THE PROBLEM
Copy each line of the material below that includes the string "acheté".

RECORDS PROVIDED
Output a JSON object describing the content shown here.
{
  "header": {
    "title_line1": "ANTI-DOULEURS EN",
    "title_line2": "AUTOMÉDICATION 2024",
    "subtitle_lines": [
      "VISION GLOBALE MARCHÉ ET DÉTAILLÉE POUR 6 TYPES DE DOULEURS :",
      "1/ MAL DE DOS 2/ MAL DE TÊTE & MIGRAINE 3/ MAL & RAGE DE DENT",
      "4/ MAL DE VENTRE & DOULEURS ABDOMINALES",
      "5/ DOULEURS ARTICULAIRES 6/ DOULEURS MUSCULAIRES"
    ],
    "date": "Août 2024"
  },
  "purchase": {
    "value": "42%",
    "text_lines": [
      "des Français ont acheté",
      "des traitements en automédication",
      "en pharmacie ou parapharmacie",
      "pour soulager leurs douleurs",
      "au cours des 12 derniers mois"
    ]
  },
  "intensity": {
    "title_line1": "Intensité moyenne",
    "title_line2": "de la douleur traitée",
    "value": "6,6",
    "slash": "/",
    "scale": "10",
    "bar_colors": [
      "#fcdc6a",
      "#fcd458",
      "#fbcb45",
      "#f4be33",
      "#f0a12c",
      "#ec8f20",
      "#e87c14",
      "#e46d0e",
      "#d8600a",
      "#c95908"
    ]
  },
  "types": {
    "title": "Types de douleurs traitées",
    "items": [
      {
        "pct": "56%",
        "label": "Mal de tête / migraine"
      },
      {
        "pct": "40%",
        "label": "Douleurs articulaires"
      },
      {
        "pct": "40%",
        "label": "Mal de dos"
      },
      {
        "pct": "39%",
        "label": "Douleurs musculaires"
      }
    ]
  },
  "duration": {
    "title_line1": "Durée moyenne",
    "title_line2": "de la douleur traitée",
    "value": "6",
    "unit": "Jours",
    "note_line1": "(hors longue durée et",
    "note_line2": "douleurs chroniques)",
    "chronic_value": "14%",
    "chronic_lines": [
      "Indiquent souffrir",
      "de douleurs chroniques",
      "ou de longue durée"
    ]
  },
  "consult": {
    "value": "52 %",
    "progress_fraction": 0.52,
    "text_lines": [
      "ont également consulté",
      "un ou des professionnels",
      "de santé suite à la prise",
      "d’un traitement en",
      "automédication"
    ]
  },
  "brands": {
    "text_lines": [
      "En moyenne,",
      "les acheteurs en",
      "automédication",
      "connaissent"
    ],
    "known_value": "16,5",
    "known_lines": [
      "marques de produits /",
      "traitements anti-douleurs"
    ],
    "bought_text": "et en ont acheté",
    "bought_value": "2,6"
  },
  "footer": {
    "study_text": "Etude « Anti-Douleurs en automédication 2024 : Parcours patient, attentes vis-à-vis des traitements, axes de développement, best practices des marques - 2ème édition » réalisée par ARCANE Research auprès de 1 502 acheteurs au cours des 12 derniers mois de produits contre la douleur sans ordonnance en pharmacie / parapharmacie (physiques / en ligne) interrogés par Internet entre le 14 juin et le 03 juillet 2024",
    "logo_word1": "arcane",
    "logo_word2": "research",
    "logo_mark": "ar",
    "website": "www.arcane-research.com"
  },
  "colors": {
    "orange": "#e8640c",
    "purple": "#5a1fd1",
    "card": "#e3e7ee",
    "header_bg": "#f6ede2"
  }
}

TASK RESULT
      "des Français ont acheté",
    "bought_text": "et en ont acheté",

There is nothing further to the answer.